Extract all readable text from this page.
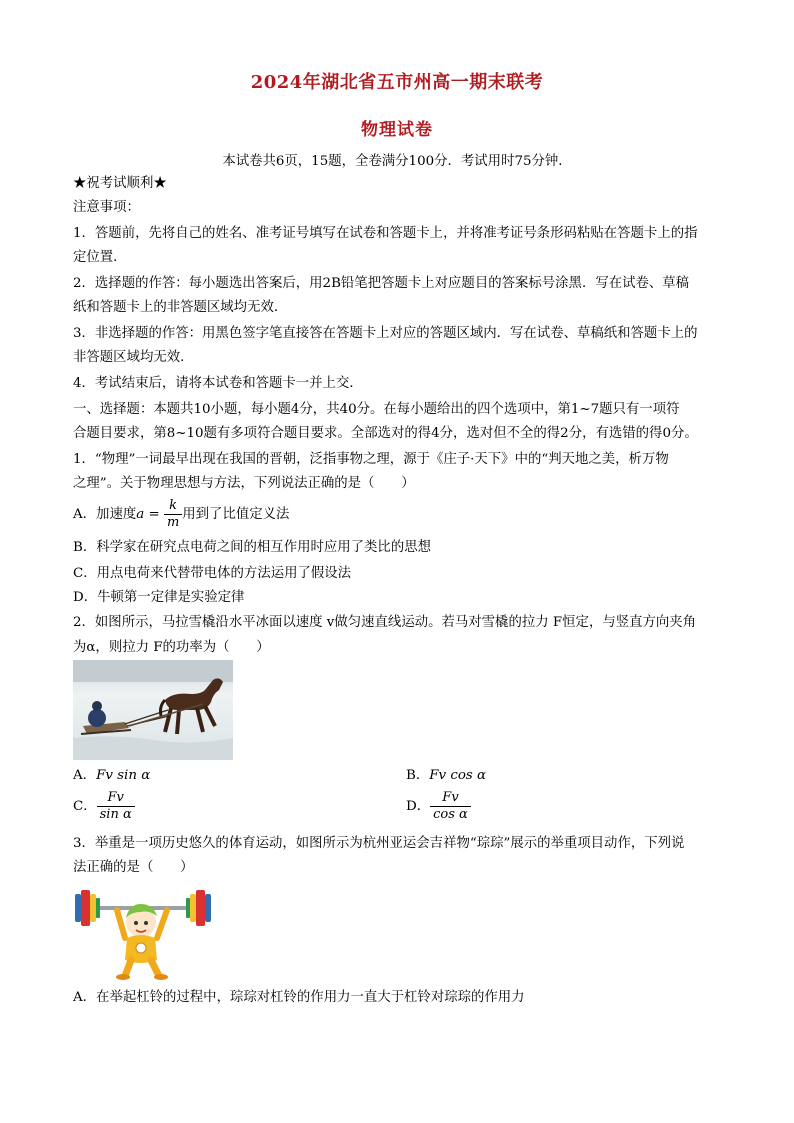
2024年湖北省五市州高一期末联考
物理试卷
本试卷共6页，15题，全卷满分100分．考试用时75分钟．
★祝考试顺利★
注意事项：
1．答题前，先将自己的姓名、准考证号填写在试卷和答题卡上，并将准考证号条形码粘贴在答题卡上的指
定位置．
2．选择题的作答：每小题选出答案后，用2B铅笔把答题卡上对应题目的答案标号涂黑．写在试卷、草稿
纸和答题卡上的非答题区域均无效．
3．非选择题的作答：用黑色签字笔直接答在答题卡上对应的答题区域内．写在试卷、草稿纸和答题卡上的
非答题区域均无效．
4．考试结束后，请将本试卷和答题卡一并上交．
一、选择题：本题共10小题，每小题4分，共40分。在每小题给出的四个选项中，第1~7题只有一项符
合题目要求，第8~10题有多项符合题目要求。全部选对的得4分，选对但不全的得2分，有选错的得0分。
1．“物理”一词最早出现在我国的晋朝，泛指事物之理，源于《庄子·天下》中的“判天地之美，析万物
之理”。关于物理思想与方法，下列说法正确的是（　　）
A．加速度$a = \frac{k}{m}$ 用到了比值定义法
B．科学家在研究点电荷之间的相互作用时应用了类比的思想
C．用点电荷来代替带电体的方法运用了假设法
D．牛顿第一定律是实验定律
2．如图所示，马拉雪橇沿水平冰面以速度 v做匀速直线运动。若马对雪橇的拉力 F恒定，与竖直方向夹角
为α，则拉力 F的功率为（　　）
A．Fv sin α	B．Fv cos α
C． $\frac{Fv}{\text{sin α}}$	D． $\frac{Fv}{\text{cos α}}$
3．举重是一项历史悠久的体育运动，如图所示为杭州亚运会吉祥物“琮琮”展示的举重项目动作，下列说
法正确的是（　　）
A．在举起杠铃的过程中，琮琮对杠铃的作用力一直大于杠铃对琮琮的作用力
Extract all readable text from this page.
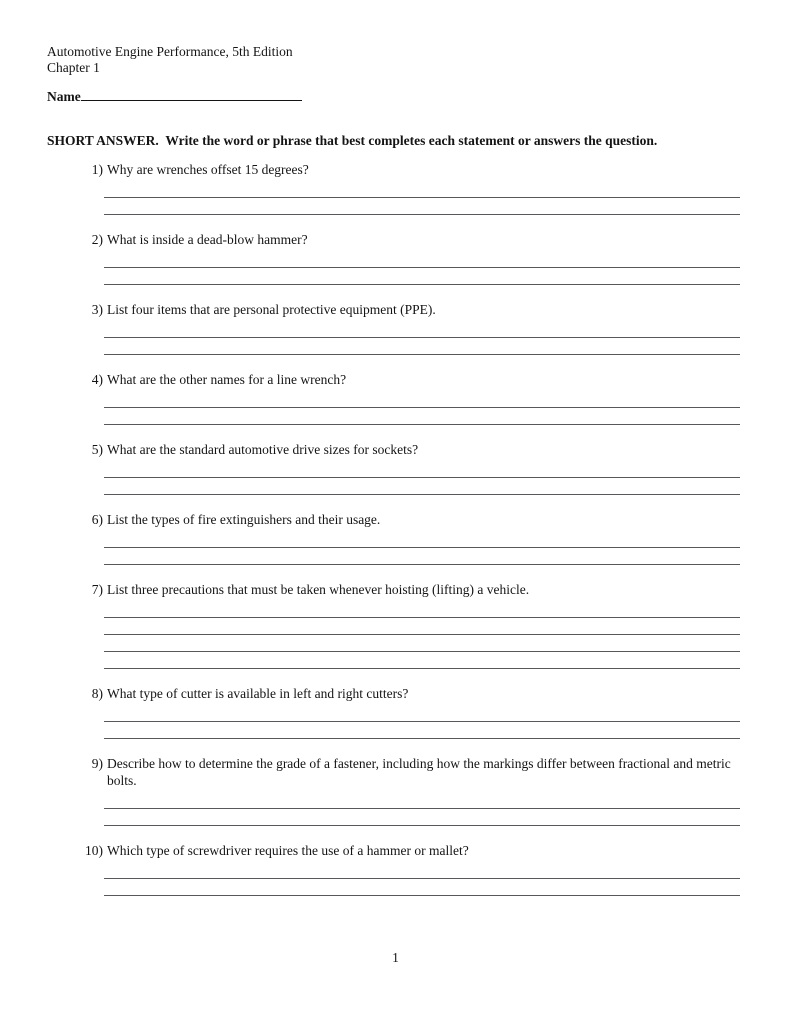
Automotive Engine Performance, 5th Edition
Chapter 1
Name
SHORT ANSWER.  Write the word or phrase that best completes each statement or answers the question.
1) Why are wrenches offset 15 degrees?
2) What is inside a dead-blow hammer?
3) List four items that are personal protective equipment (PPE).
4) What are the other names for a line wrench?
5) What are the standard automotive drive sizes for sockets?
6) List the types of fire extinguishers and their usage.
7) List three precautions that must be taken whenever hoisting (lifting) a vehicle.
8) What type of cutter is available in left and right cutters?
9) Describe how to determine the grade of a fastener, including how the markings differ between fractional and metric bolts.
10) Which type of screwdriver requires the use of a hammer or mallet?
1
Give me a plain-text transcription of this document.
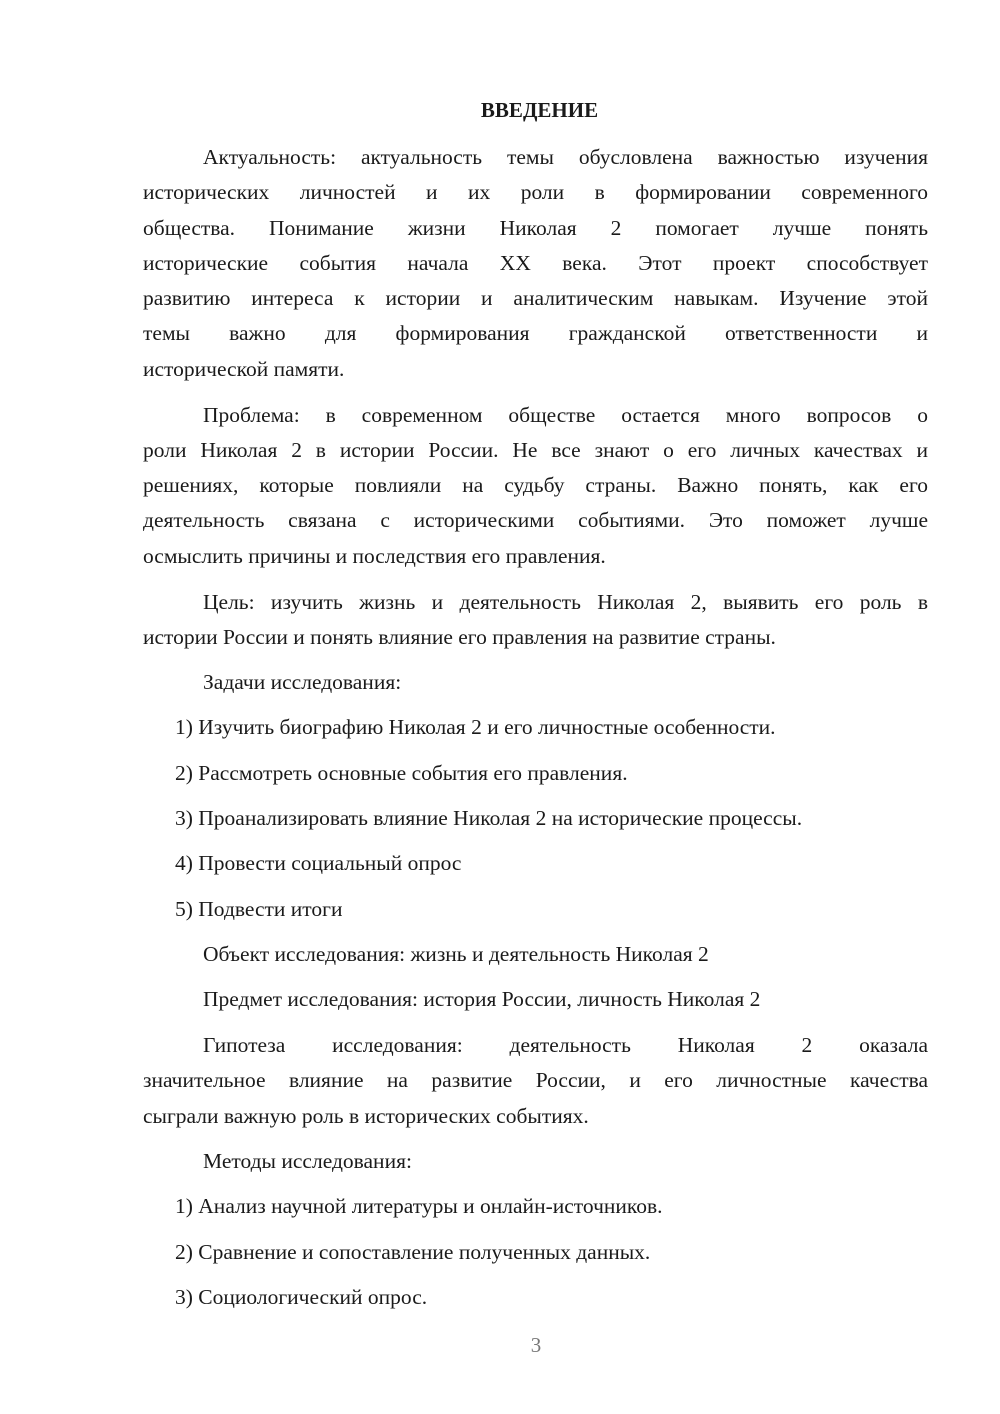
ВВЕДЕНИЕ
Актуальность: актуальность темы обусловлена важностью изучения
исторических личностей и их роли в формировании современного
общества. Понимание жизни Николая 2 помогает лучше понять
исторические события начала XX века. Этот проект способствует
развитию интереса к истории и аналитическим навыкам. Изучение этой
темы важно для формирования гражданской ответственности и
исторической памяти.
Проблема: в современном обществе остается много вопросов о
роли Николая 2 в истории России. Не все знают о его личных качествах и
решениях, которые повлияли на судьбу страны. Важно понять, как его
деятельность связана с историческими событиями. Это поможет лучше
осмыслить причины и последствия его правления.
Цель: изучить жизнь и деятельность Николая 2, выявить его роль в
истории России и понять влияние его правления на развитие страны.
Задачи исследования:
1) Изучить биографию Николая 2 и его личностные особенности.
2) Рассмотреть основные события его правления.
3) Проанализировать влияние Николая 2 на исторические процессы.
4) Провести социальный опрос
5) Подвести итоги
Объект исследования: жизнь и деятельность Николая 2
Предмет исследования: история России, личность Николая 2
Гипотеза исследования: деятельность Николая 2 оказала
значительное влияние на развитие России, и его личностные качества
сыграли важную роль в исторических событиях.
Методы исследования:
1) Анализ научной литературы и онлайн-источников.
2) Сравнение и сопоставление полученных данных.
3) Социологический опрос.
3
____________
■ WORK TO DO ■
Filter the entries down to the lines containing "that". Copy each of those lines.

■ EXERCISE SOLUTION ■
SHORT ANSWER.  Write the word or phrase that best completes each statement or answers the question.
3) List four items that are personal protective equipment (PPE).
7) List three precautions that must be taken whenever hoisting (lifting) a vehicle.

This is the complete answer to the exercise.